While the researchers did not find any somatic mutations that differentiated the responsive and unresponsive samples, they did identify a set of more than 150 differentially methylated regions (DMRs), or areas of the genome where DNA methylation differed between the more- and less-responsive CMML groups.
The team then narrowed down to the 21 most predictive of these DMRs to use as a risk classifier. With additional collaborators at the Gustave Roussy Cancer Center in France, the group then tested the signature in another 28 CMML patient samples.
The panel was up to 87 percent accurate in differentiating responsive and resistant patents in this new group, the authors reported.
According to Figueroa, the hope is that this signature can be further developed and refined into a clinical diagnostic to assess patients' likelihood of responding to DNA methyltransferase inhibitors before treatment.
"[We are hoping for] a future in which we receive these patients, classify them upfront, and if they have [poor] chances of response we could combine the standard agents with another agent to overcome resistance," she said.
Alternatives or adjuncts to decitabine or azacytidine for CMML patients are currently limited, but do exist. "One option is bone marrow transplant, at least for patients who have a donor and have overall good condition," Figueroa said.

• [Problems to solve]
(a) Retype the CMML passage, everything from "While the researchers" down to "inhibitors before treatment.".
(b) Translate this sentence from the CMML passage into Spanish: "The team then narrowed down to the 21 most predictive of these DMRs to use as a risk classifier."
(c) Based on the CMML passage, answer yes or no for each statement and quote the words that decide it: (i) The researchers found somatic mutations that distinguished the responsive samples from the unresponsive ones. (ii) The signature was tested in another 28 CMML patient samples. (iii) No alternatives to decitabine or azacytidine exist for CMML patients.

• [Information]
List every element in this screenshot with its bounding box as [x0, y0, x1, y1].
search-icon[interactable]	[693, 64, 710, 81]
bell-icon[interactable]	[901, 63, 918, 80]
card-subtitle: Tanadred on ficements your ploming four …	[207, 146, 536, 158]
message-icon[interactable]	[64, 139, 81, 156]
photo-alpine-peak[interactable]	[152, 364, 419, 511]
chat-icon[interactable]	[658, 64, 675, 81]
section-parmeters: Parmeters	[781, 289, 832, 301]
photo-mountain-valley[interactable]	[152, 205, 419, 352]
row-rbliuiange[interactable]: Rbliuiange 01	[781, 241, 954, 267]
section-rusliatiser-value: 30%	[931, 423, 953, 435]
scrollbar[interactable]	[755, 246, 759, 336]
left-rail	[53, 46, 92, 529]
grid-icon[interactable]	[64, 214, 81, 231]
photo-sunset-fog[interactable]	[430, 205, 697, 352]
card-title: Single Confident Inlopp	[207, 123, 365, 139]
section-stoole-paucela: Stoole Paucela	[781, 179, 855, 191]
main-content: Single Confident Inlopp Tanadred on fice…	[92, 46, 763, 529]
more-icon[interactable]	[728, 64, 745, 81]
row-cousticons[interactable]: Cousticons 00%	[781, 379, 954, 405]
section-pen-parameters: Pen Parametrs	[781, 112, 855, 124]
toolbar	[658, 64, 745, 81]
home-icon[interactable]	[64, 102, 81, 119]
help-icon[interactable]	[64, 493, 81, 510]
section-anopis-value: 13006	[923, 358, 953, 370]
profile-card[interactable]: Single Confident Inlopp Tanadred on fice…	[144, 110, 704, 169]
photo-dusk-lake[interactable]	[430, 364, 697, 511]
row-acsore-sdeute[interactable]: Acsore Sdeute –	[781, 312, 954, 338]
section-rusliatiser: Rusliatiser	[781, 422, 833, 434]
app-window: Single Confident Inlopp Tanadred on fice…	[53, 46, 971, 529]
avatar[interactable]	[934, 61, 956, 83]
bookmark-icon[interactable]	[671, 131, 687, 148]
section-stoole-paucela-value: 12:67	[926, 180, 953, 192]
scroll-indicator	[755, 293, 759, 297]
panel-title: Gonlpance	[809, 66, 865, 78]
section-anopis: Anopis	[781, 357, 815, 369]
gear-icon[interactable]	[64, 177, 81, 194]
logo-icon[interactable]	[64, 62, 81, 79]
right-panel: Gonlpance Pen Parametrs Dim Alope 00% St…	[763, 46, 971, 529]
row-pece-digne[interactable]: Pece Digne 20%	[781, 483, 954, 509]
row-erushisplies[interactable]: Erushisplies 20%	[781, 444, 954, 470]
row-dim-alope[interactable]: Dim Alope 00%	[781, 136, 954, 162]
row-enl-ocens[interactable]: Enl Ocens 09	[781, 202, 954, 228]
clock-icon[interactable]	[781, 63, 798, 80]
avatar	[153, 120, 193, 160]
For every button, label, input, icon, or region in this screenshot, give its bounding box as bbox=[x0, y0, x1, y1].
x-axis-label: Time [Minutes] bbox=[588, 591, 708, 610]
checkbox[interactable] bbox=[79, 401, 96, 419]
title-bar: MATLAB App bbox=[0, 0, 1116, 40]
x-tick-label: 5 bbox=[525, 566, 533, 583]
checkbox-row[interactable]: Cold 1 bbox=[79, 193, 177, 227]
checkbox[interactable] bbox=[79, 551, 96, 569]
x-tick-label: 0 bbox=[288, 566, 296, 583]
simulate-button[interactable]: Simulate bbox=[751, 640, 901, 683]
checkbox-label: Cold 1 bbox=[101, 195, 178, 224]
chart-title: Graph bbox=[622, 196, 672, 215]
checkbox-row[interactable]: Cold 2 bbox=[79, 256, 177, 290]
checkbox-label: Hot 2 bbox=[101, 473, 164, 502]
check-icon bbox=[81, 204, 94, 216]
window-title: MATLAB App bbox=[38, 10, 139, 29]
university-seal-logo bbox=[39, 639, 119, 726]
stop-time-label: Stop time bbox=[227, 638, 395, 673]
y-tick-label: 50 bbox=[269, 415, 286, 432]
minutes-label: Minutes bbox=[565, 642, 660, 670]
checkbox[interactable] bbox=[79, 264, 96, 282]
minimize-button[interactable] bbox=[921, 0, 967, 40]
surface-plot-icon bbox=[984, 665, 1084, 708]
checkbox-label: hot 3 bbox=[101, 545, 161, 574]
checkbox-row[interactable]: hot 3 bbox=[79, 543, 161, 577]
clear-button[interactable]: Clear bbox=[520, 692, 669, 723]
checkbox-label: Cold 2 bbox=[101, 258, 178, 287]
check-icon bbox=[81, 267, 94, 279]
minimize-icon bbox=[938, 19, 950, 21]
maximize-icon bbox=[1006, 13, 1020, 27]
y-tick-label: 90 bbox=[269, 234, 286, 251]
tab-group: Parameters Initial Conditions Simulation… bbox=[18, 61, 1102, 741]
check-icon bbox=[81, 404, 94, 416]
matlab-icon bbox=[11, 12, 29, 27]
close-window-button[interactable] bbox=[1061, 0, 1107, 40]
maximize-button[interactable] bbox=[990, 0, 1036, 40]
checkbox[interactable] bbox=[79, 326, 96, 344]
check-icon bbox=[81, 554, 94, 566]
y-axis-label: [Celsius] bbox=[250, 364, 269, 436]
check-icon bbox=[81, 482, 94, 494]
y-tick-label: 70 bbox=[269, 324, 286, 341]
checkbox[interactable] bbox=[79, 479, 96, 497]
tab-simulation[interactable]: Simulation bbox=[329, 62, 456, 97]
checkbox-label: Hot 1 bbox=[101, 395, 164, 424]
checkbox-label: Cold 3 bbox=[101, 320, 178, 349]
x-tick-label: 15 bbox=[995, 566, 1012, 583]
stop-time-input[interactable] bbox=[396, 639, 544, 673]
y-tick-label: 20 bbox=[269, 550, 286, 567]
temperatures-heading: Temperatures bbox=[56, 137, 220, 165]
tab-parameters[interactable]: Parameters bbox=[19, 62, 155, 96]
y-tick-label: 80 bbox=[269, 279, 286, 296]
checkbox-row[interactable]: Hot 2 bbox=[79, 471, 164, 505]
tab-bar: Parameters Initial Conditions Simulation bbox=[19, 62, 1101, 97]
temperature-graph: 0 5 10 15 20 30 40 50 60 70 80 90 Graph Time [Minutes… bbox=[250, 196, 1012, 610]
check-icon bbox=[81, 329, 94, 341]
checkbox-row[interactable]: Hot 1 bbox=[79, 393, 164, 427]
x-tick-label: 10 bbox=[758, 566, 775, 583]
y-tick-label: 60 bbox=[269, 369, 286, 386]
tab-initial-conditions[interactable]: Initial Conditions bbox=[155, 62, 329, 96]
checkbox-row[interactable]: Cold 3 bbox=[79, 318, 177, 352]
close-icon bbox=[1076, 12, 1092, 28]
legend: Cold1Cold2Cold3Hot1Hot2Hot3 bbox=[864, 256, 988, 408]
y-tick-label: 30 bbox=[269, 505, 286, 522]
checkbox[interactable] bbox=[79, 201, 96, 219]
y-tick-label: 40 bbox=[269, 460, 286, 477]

• [Task-by-task outputs]
(a)
While the researchers did not find any somatic mutations that differentiated the responsive and unresponsive samples, they did identify a set of more than 150 differentially methylated regions (DMRs), or areas of the genome where DNA methylation differed between the more- and less-responsive CMML groups.
The team then narrowed down to the 21 most predictive of these DMRs to use as a risk classifier. With additional collaborators at the Gustave Roussy Cancer Center in France, the group then tested the signature in another 28 CMML patient samples.
The panel was up to 87 percent accurate in differentiating responsive and resistant patents in this new group, the authors reported.
According to Figueroa, the hope is that this signature can be further developed and refined into a clinical diagnostic to assess patients' likelihood of responding to DNA methyltransferase inhibitors before treatment.

(b) Luego, el equipo redujo la selección a las 21 DMR más predictivas para usarlas como clasificador de riesgo.

(c)
(i) No: "the researchers did not find any somatic mutations that differentiated the responsive and unresponsive samples"
(ii) Yes: "the group then tested the signature in another 28 CMML patient samples"
(iii) No: "Alternatives or adjuncts to decitabine or azacytidine for CMML patients are currently limited, but do exist"